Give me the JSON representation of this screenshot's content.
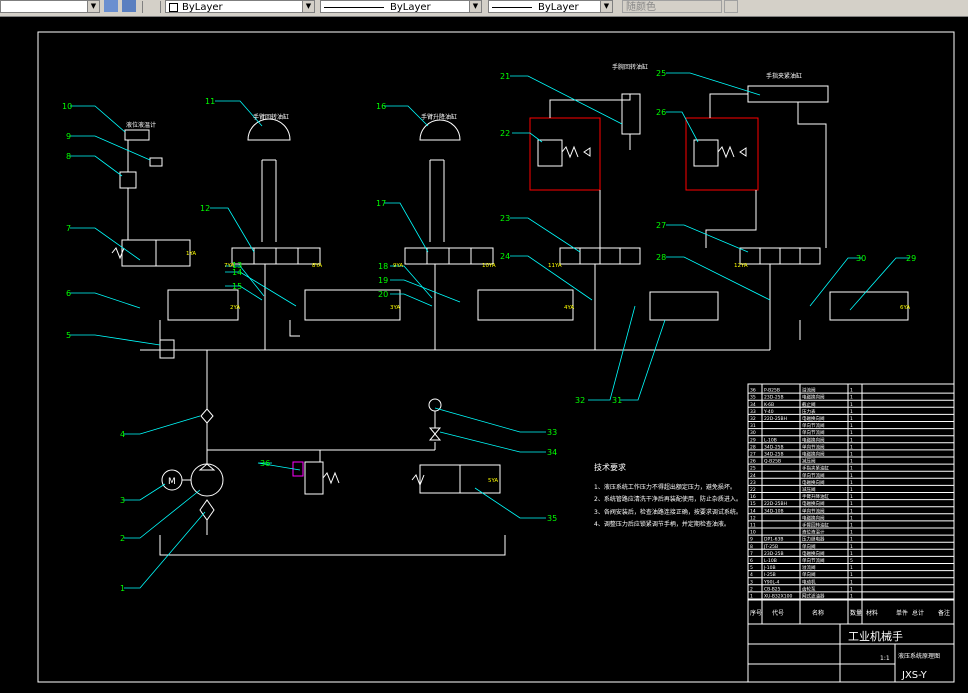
{
  "toolbar": {
    "layer_label": "ByLayer",
    "linetype_label": "ByLayer",
    "lineweight_label": "ByLayer",
    "color_label": "随颜色"
  },
  "callouts": [
    "10",
    "9",
    "8",
    "7",
    "6",
    "5",
    "4",
    "3",
    "2",
    "1",
    "11",
    "12",
    "13",
    "14",
    "15",
    "16",
    "17",
    "18",
    "19",
    "20",
    "21",
    "22",
    "23",
    "24",
    "25",
    "26",
    "27",
    "28",
    "29",
    "30",
    "31",
    "32",
    "33",
    "34",
    "35",
    "36"
  ],
  "component_labels": {
    "c10": "液位液温计",
    "c11": "手臂回转油缸",
    "c16": "手臂升降油缸",
    "c21": "手腕回转油缸",
    "c25": "手指夹紧油缸"
  },
  "coils": [
    "1YA",
    "2YA",
    "3YA",
    "4YA",
    "5YA",
    "6YA",
    "7YA",
    "8YA",
    "9YA",
    "10YA",
    "11YA",
    "12YA"
  ],
  "tech_req": {
    "title": "技术要求",
    "items": [
      "1、液压系统工作压力不得超出额定压力，避免损坏。",
      "2、系统管路应清洗干净后再装配使用，防止杂质进入。",
      "3、各阀安装后，检查油路连接正确，按要求调试系统。",
      "4、调整压力后应锁紧调节手柄，并定期检查油液。"
    ]
  },
  "bom_rows": [
    [
      "36",
      "P-B25B",
      "溢流阀",
      "1"
    ],
    [
      "35",
      "23D-25B",
      "电磁换向阀",
      "1"
    ],
    [
      "34",
      "K-6B",
      "截止阀",
      "1"
    ],
    [
      "33",
      "Y-40",
      "压力表",
      "1"
    ],
    [
      "32",
      "22D-25BH",
      "电磁换向阀",
      "1"
    ],
    [
      "31",
      "",
      "单向节流阀",
      "1"
    ],
    [
      "30",
      "",
      "单向节流阀",
      "1"
    ],
    [
      "29",
      "L-10B",
      "电磁换向阀",
      "1"
    ],
    [
      "28",
      "34D-25B",
      "单向节流阀",
      "1"
    ],
    [
      "27",
      "34D-25B",
      "电磁换向阀",
      "1"
    ],
    [
      "26",
      "Q-B25B",
      "减压阀",
      "1"
    ],
    [
      "25",
      "",
      "手指夹紧油缸",
      "1"
    ],
    [
      "24",
      "",
      "单向节流阀",
      "1"
    ],
    [
      "23",
      "",
      "电磁换向阀",
      "1"
    ],
    [
      "22",
      "",
      "减压阀",
      "1"
    ],
    [
      "16",
      "",
      "手臂升降油缸",
      "1"
    ],
    [
      "15",
      "22D-25BH",
      "电磁换向阀",
      "1"
    ],
    [
      "14",
      "34D-10B",
      "单向节流阀",
      "1"
    ],
    [
      "12",
      "",
      "电磁换向阀",
      "1"
    ],
    [
      "11",
      "",
      "手臂回转油缸",
      "1"
    ],
    [
      "10",
      "",
      "液位液温计",
      "1"
    ],
    [
      "9",
      "DP1-63B",
      "压力继电器",
      "1"
    ],
    [
      "8",
      "JT-25B",
      "单向阀",
      "1"
    ],
    [
      "7",
      "23D-25B",
      "电磁换向阀",
      "1"
    ],
    [
      "6",
      "L-10B",
      "单向节流阀",
      "5"
    ],
    [
      "5",
      "J-10B",
      "溢流阀",
      "1"
    ],
    [
      "4",
      "I-25B",
      "单向阀",
      "1"
    ],
    [
      "3",
      "Y90L-4",
      "电动机",
      "1"
    ],
    [
      "2",
      "CB-B25",
      "齿轮泵",
      "1"
    ],
    [
      "1",
      "XU-B32X100",
      "网式滤油器",
      "1"
    ]
  ],
  "bom_header": [
    "序号",
    "代号",
    "名称",
    "数量",
    "材料",
    "单件",
    "总计",
    "备注"
  ],
  "title_block": {
    "title": "工业机械手",
    "subtitle": "液压系统原理图",
    "scale": "1:1",
    "drawing_no": "JXS-Y"
  },
  "colors": {
    "background": "#000000",
    "lines": "#ffffff",
    "labels": "#00ff00",
    "leaders": "#00ffff",
    "highlight": "#ff0000",
    "dimension": "#ff00ff"
  }
}
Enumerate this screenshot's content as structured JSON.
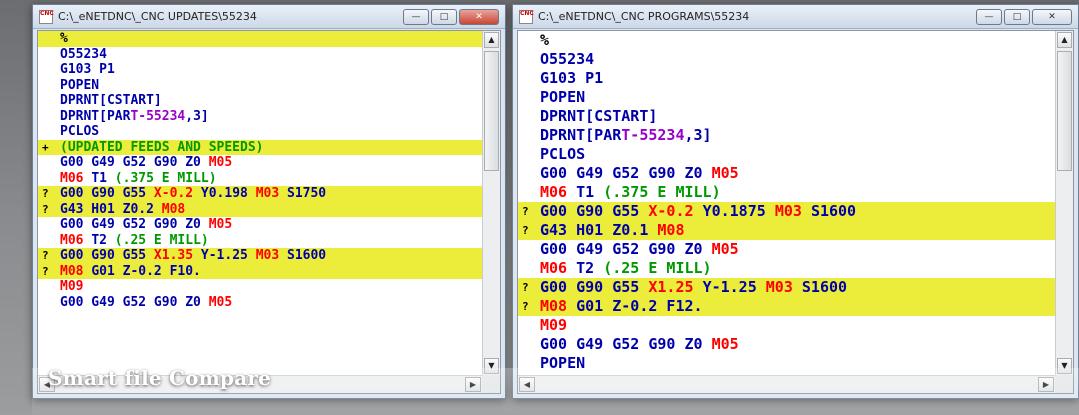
{
  "colors": {
    "highlight": "#ecec3a",
    "code_blue": "#0000aa",
    "code_red": "#ff0000",
    "code_purple": "#9900cc",
    "code_green": "#009900"
  },
  "left_window": {
    "title": "C:\\_eNETDNC\\_CNC UPDATES\\55234",
    "icon": "app-icon",
    "lines": [
      {
        "marker": "",
        "hl": true,
        "segments": [
          {
            "text": "%",
            "c": "#000000"
          }
        ]
      },
      {
        "marker": "",
        "hl": false,
        "segments": [
          {
            "text": "O55234",
            "c": "#0000aa"
          }
        ]
      },
      {
        "marker": "",
        "hl": false,
        "segments": [
          {
            "text": "G103 P1",
            "c": "#0000aa"
          }
        ]
      },
      {
        "marker": "",
        "hl": false,
        "segments": [
          {
            "text": "POPEN",
            "c": "#0000aa"
          }
        ]
      },
      {
        "marker": "",
        "hl": false,
        "segments": [
          {
            "text": "DPRNT[CSTART]",
            "c": "#0000aa"
          }
        ]
      },
      {
        "marker": "",
        "hl": false,
        "segments": [
          {
            "text": "DPRNT[PAR",
            "c": "#0000aa"
          },
          {
            "text": "T-55234",
            "c": "#9900cc"
          },
          {
            "text": ",3]",
            "c": "#0000aa"
          }
        ]
      },
      {
        "marker": "",
        "hl": false,
        "segments": [
          {
            "text": "PCLOS",
            "c": "#0000aa"
          }
        ]
      },
      {
        "marker": "+",
        "hl": true,
        "segments": [
          {
            "text": "(UPDATED FEEDS AND SPEEDS)",
            "c": "#009900"
          }
        ]
      },
      {
        "marker": "",
        "hl": false,
        "segments": [
          {
            "text": "G00 G49 G52 G90 Z0 ",
            "c": "#0000aa"
          },
          {
            "text": "M05",
            "c": "#ff0000"
          }
        ]
      },
      {
        "marker": "",
        "hl": false,
        "segments": [
          {
            "text": "M06 ",
            "c": "#ff0000"
          },
          {
            "text": "T1 ",
            "c": "#0000aa"
          },
          {
            "text": "(.375 E MILL)",
            "c": "#009900"
          }
        ]
      },
      {
        "marker": "?",
        "hl": true,
        "segments": [
          {
            "text": "G00 G90 G55 ",
            "c": "#0000aa"
          },
          {
            "text": "X-0.2 ",
            "c": "#ff0000"
          },
          {
            "text": "Y0.198 ",
            "c": "#0000aa"
          },
          {
            "text": "M03 ",
            "c": "#ff0000"
          },
          {
            "text": "S1750",
            "c": "#0000aa"
          }
        ]
      },
      {
        "marker": "?",
        "hl": true,
        "segments": [
          {
            "text": "G43 H01 Z0.2 ",
            "c": "#0000aa"
          },
          {
            "text": "M08",
            "c": "#ff0000"
          }
        ]
      },
      {
        "marker": "",
        "hl": false,
        "segments": [
          {
            "text": "G00 G49 G52 G90 Z0 ",
            "c": "#0000aa"
          },
          {
            "text": "M05",
            "c": "#ff0000"
          }
        ]
      },
      {
        "marker": "",
        "hl": false,
        "segments": [
          {
            "text": "M06 ",
            "c": "#ff0000"
          },
          {
            "text": "T2 ",
            "c": "#0000aa"
          },
          {
            "text": "(.25 E MILL)",
            "c": "#009900"
          }
        ]
      },
      {
        "marker": "?",
        "hl": true,
        "segments": [
          {
            "text": "G00 G90 G55 ",
            "c": "#0000aa"
          },
          {
            "text": "X1.35 ",
            "c": "#ff0000"
          },
          {
            "text": "Y-1.25 ",
            "c": "#0000aa"
          },
          {
            "text": "M03 ",
            "c": "#ff0000"
          },
          {
            "text": "S1600",
            "c": "#0000aa"
          }
        ]
      },
      {
        "marker": "?",
        "hl": true,
        "segments": [
          {
            "text": "M08 ",
            "c": "#ff0000"
          },
          {
            "text": "G01 Z-0.2 F10.",
            "c": "#0000aa"
          }
        ]
      },
      {
        "marker": "",
        "hl": false,
        "segments": [
          {
            "text": "M09",
            "c": "#ff0000"
          }
        ]
      },
      {
        "marker": "",
        "hl": false,
        "segments": [
          {
            "text": "G00 G49 G52 G90 Z0 ",
            "c": "#0000aa"
          },
          {
            "text": "M05",
            "c": "#ff0000"
          }
        ]
      }
    ]
  },
  "right_window": {
    "title": "C:\\_eNETDNC\\_CNC PROGRAMS\\55234",
    "icon": "app-icon",
    "lines": [
      {
        "marker": "",
        "hl": false,
        "segments": [
          {
            "text": "%",
            "c": "#000000"
          }
        ]
      },
      {
        "marker": "",
        "hl": false,
        "segments": [
          {
            "text": "O55234",
            "c": "#0000aa"
          }
        ]
      },
      {
        "marker": "",
        "hl": false,
        "segments": [
          {
            "text": "G103 P1",
            "c": "#0000aa"
          }
        ]
      },
      {
        "marker": "",
        "hl": false,
        "segments": [
          {
            "text": "POPEN",
            "c": "#0000aa"
          }
        ]
      },
      {
        "marker": "",
        "hl": false,
        "segments": [
          {
            "text": "DPRNT[CSTART]",
            "c": "#0000aa"
          }
        ]
      },
      {
        "marker": "",
        "hl": false,
        "segments": [
          {
            "text": "DPRNT[PAR",
            "c": "#0000aa"
          },
          {
            "text": "T-55234",
            "c": "#9900cc"
          },
          {
            "text": ",3]",
            "c": "#0000aa"
          }
        ]
      },
      {
        "marker": "",
        "hl": false,
        "segments": [
          {
            "text": "PCLOS",
            "c": "#0000aa"
          }
        ]
      },
      {
        "marker": "",
        "hl": false,
        "segments": [
          {
            "text": "G00 G49 G52 G90 Z0 ",
            "c": "#0000aa"
          },
          {
            "text": "M05",
            "c": "#ff0000"
          }
        ]
      },
      {
        "marker": "",
        "hl": false,
        "segments": [
          {
            "text": "M06 ",
            "c": "#ff0000"
          },
          {
            "text": "T1 ",
            "c": "#0000aa"
          },
          {
            "text": "(.375 E MILL)",
            "c": "#009900"
          }
        ]
      },
      {
        "marker": "?",
        "hl": true,
        "segments": [
          {
            "text": "G00 G90 G55 ",
            "c": "#0000aa"
          },
          {
            "text": "X-0.2 ",
            "c": "#ff0000"
          },
          {
            "text": "Y0.1875 ",
            "c": "#0000aa"
          },
          {
            "text": "M03 ",
            "c": "#ff0000"
          },
          {
            "text": "S1600",
            "c": "#0000aa"
          }
        ]
      },
      {
        "marker": "?",
        "hl": true,
        "segments": [
          {
            "text": "G43 H01 Z0.1 ",
            "c": "#0000aa"
          },
          {
            "text": "M08",
            "c": "#ff0000"
          }
        ]
      },
      {
        "marker": "",
        "hl": false,
        "segments": [
          {
            "text": "G00 G49 G52 G90 Z0 ",
            "c": "#0000aa"
          },
          {
            "text": "M05",
            "c": "#ff0000"
          }
        ]
      },
      {
        "marker": "",
        "hl": false,
        "segments": [
          {
            "text": "M06 ",
            "c": "#ff0000"
          },
          {
            "text": "T2 ",
            "c": "#0000aa"
          },
          {
            "text": "(.25 E MILL)",
            "c": "#009900"
          }
        ]
      },
      {
        "marker": "?",
        "hl": true,
        "segments": [
          {
            "text": "G00 G90 G55 ",
            "c": "#0000aa"
          },
          {
            "text": "X1.25 ",
            "c": "#ff0000"
          },
          {
            "text": "Y-1.25 ",
            "c": "#0000aa"
          },
          {
            "text": "M03 ",
            "c": "#ff0000"
          },
          {
            "text": "S1600",
            "c": "#0000aa"
          }
        ]
      },
      {
        "marker": "?",
        "hl": true,
        "segments": [
          {
            "text": "M08 ",
            "c": "#ff0000"
          },
          {
            "text": "G01 Z-0.2 F12.",
            "c": "#0000aa"
          }
        ]
      },
      {
        "marker": "",
        "hl": false,
        "segments": [
          {
            "text": "M09",
            "c": "#ff0000"
          }
        ]
      },
      {
        "marker": "",
        "hl": false,
        "segments": [
          {
            "text": "G00 G49 G52 G90 Z0 ",
            "c": "#0000aa"
          },
          {
            "text": "M05",
            "c": "#ff0000"
          }
        ]
      },
      {
        "marker": "",
        "hl": false,
        "segments": [
          {
            "text": "POPEN",
            "c": "#0000aa"
          }
        ]
      }
    ]
  },
  "caption": "Smart file Compare"
}
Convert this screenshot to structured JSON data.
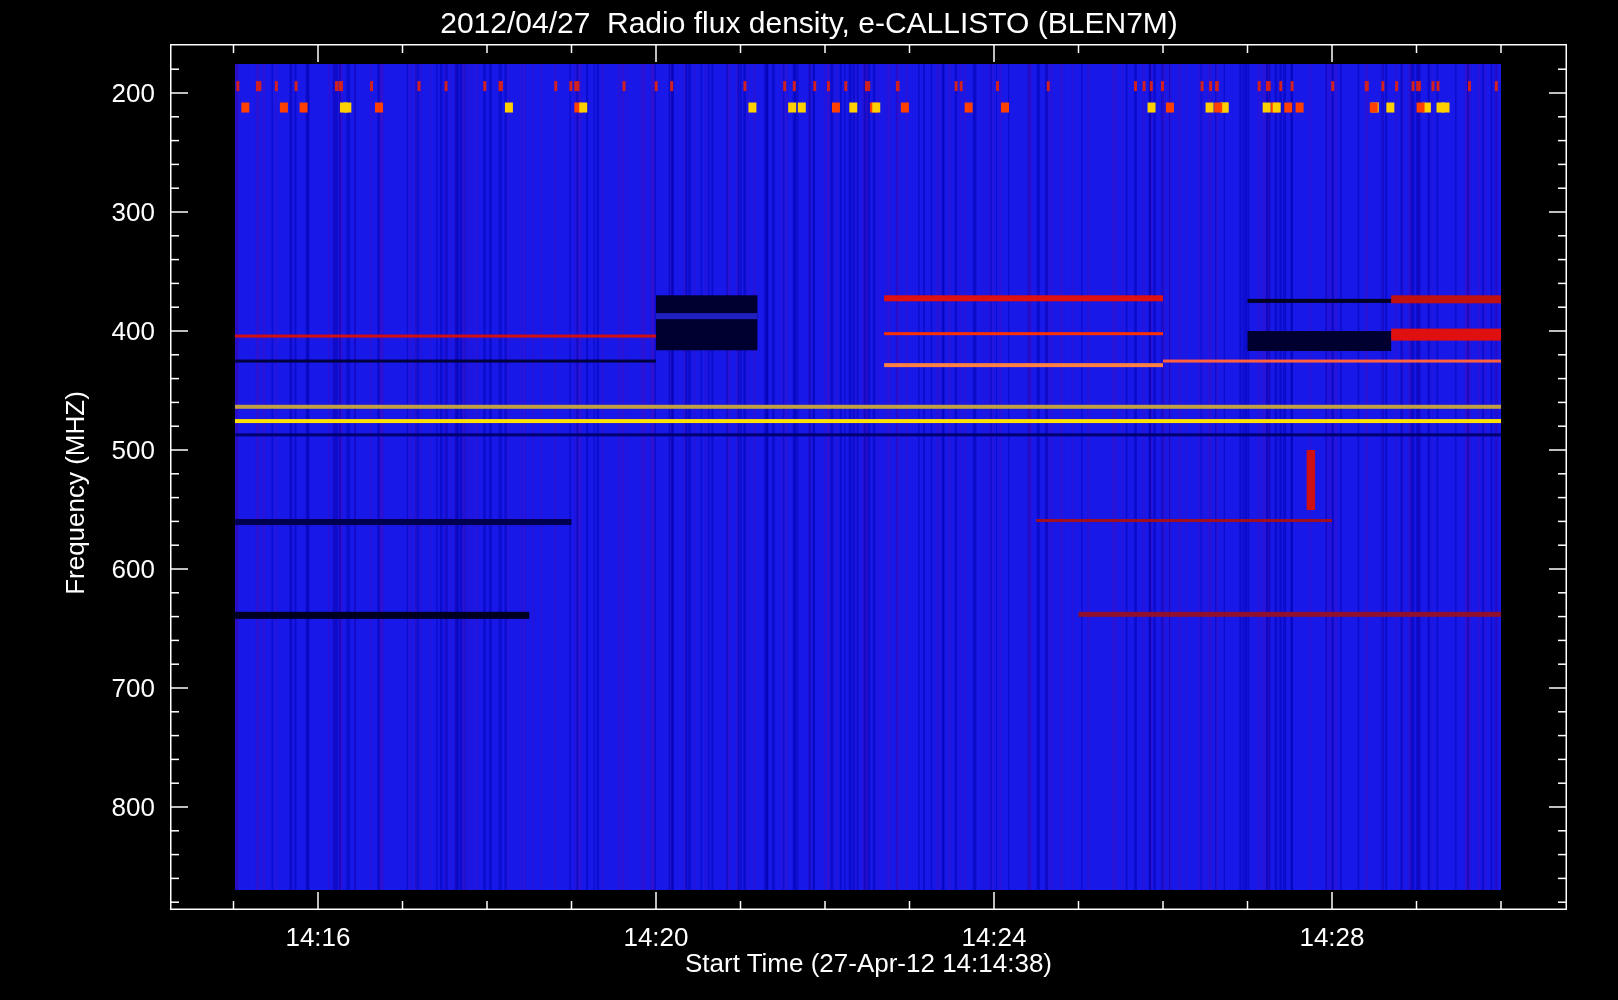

___

** EXERCISE DIRECTIONS **
Tally the lines that hold the string "ByLayer" and state the total, nothing more.

** COMPLETED EXERCISE **
3